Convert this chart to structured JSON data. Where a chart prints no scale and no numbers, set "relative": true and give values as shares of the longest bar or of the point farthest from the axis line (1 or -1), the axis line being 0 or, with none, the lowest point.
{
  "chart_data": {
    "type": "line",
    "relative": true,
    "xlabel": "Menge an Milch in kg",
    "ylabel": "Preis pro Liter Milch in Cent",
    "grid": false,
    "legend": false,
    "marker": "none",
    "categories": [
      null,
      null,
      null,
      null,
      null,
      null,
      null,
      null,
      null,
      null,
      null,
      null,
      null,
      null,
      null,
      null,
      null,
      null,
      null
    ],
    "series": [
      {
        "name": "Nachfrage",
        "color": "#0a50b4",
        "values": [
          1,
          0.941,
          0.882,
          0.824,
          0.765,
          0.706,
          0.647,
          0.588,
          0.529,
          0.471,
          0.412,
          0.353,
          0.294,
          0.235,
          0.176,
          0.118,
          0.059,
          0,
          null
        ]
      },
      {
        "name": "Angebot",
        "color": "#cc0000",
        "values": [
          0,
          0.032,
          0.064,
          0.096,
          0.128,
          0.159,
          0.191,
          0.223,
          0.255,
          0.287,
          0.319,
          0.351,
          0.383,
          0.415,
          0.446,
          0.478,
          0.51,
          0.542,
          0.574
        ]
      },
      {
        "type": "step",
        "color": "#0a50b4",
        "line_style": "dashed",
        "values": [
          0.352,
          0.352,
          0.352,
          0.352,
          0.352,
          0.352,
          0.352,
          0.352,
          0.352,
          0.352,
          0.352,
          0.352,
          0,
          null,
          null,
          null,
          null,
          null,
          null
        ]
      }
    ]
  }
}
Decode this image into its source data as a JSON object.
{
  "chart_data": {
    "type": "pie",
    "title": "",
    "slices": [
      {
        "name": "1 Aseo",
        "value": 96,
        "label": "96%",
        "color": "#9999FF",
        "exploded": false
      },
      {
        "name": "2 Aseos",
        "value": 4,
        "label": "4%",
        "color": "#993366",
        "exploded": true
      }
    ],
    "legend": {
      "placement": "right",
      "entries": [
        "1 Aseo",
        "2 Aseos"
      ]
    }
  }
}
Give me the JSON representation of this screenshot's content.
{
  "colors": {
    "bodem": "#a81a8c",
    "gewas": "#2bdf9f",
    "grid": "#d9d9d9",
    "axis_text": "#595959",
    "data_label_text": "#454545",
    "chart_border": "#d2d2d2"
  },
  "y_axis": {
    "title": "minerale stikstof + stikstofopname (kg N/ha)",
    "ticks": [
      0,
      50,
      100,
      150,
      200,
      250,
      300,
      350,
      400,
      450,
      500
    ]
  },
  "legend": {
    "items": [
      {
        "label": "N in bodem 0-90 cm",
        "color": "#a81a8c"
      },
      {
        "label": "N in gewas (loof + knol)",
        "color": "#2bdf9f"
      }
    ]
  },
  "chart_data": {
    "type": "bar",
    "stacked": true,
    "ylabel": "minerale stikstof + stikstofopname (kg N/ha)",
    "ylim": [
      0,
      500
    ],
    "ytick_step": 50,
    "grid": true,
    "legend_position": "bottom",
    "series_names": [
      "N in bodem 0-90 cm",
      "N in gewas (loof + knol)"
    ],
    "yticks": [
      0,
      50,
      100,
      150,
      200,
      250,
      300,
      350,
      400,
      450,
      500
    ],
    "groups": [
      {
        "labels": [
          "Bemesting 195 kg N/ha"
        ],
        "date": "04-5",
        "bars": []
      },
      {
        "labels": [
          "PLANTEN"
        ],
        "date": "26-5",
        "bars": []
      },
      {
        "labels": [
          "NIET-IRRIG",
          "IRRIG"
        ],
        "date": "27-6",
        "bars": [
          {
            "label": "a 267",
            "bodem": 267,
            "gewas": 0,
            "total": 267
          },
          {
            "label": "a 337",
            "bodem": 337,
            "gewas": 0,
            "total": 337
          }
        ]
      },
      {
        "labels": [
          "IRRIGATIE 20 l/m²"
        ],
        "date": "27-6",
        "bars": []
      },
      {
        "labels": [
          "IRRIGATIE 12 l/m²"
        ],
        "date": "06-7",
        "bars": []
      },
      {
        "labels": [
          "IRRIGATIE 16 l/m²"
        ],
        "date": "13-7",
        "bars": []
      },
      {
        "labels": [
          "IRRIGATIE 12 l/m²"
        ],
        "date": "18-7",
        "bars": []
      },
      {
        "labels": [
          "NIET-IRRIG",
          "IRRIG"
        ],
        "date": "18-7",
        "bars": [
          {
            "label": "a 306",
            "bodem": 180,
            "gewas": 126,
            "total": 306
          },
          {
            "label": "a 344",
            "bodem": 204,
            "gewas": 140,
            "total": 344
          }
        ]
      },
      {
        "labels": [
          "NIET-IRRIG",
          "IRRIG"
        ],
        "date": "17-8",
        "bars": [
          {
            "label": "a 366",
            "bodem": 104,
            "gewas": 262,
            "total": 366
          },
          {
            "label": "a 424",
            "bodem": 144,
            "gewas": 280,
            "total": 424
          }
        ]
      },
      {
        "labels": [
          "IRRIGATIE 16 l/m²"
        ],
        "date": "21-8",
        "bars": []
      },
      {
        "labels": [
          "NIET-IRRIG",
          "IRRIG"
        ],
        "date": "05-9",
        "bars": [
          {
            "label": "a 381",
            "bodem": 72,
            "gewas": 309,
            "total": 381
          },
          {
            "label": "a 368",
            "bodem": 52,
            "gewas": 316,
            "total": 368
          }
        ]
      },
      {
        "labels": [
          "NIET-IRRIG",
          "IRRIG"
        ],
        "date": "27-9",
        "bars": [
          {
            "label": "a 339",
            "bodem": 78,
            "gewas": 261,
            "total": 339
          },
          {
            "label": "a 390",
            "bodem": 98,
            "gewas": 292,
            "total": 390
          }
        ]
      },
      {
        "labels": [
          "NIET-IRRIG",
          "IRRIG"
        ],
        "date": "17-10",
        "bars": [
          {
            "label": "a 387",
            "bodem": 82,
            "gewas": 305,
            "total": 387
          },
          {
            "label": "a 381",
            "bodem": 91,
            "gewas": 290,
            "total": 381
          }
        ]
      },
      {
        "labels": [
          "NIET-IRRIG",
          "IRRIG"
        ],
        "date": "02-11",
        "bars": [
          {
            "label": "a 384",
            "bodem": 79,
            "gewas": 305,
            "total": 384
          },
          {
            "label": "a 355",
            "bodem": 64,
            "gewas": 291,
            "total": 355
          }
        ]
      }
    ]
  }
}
•••
## Task requirements
Go through the listing above and return every line where the word "this" occurs.

## The solution
Convert this chart to structured JSON data. Where a chart prints no scale and no numbers, set "relative": true and give values as shares of the longest bar or of the point farthest from the axis line (1 or -1), the axis line being 0 or, with none, the lowest point.
Decode this image into its source data as a JSON object.
Give me the JSON representation of this screenshot's content.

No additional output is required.